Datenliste
====================
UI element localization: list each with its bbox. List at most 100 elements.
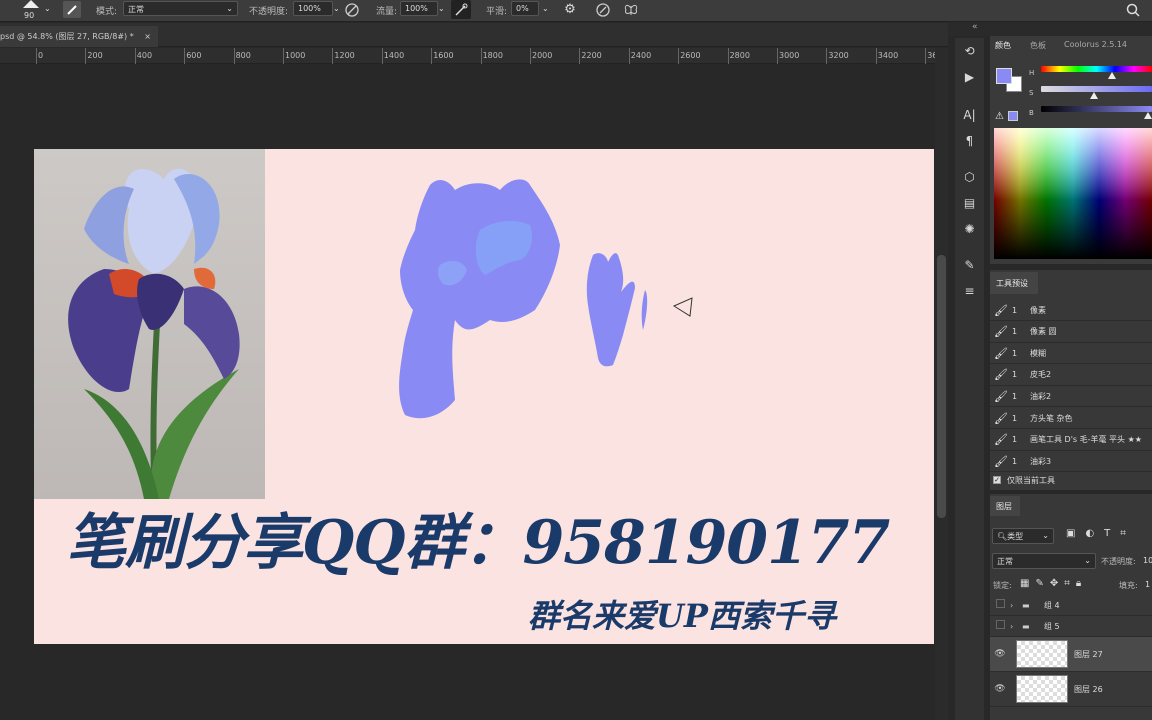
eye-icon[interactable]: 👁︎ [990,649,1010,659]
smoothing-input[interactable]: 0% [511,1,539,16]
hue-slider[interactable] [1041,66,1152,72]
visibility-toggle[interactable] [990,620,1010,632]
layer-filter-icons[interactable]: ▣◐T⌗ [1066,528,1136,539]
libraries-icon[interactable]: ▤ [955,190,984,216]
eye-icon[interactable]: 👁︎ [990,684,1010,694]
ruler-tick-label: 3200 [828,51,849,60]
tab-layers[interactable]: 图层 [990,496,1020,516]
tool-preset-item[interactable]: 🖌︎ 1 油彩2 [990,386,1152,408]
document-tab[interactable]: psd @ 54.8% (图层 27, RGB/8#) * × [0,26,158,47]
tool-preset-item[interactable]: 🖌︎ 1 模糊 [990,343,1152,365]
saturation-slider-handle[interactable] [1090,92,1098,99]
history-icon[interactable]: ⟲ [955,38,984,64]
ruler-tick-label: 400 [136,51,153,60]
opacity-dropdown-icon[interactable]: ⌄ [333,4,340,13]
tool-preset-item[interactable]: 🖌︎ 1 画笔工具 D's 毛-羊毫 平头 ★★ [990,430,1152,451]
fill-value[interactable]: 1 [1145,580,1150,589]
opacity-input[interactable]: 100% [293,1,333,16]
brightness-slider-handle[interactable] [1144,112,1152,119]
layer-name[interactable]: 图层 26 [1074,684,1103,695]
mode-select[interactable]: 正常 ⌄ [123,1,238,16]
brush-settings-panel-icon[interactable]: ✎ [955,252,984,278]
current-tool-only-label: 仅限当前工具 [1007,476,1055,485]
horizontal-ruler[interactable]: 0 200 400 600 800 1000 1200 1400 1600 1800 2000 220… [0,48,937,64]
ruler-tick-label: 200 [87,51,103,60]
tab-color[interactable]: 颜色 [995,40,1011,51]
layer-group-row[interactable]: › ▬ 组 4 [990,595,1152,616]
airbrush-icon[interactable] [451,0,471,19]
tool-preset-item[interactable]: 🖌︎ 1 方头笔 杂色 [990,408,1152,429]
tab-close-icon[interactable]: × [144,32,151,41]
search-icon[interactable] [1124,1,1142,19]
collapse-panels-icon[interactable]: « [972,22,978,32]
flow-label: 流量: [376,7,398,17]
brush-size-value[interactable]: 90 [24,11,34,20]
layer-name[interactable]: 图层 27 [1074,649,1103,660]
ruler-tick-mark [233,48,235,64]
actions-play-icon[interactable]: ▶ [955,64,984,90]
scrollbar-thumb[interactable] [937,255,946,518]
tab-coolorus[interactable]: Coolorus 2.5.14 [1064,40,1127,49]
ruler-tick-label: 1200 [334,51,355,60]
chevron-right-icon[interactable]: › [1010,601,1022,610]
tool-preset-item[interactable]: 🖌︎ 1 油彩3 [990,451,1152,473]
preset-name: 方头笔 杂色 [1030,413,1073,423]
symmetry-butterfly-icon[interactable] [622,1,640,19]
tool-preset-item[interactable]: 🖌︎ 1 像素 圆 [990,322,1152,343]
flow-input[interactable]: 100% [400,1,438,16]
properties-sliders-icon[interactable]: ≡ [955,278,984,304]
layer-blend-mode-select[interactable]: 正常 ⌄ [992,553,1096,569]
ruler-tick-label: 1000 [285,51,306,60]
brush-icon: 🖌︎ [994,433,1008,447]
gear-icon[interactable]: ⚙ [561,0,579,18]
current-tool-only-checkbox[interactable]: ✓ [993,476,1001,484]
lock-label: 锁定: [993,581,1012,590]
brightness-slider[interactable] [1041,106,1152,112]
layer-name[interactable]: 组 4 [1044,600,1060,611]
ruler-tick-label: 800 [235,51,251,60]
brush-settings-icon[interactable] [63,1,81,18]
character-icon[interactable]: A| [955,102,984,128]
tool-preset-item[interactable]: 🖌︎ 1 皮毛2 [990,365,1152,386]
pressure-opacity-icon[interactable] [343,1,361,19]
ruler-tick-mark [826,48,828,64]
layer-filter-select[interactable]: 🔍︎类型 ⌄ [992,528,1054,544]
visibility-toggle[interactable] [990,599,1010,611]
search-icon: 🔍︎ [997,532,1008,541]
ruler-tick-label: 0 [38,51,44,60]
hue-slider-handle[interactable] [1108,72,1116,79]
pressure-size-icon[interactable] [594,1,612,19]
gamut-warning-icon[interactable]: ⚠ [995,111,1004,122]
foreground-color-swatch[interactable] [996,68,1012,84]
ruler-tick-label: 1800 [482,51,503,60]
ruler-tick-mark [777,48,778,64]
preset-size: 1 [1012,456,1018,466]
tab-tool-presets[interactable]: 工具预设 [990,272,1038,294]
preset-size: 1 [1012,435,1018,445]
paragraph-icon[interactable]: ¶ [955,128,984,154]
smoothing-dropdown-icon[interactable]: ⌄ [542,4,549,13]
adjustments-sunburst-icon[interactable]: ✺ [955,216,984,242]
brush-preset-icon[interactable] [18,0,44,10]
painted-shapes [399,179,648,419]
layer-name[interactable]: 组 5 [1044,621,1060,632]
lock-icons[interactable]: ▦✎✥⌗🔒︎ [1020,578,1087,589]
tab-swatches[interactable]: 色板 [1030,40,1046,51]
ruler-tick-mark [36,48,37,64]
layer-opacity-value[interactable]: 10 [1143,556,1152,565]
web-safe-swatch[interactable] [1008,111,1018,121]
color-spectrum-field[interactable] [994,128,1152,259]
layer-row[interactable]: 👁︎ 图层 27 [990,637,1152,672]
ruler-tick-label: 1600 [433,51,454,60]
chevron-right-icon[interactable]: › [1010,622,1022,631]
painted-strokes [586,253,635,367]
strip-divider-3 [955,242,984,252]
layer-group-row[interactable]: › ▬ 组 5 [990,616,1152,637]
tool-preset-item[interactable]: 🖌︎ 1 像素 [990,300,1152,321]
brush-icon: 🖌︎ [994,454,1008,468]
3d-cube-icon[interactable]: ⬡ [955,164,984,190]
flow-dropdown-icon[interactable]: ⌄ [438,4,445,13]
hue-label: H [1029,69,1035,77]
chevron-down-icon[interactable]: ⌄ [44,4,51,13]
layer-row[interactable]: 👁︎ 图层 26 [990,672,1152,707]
====================
* _Aufgabenstellung_:
Wähle aus der Datenliste oben jede Zeile aus, die die Zeichenfolge „size“ enthält. Achte dabei auf Groß- und Kleinschreibung.

* _Lösung_:
brush-size-value[interactable]: 90 [24,11,34,20]
pressure-size-icon[interactable] [594,1,612,19]
preset-size: 1 [1012,456,1018,466]
preset-size: 1 [1012,435,1018,445]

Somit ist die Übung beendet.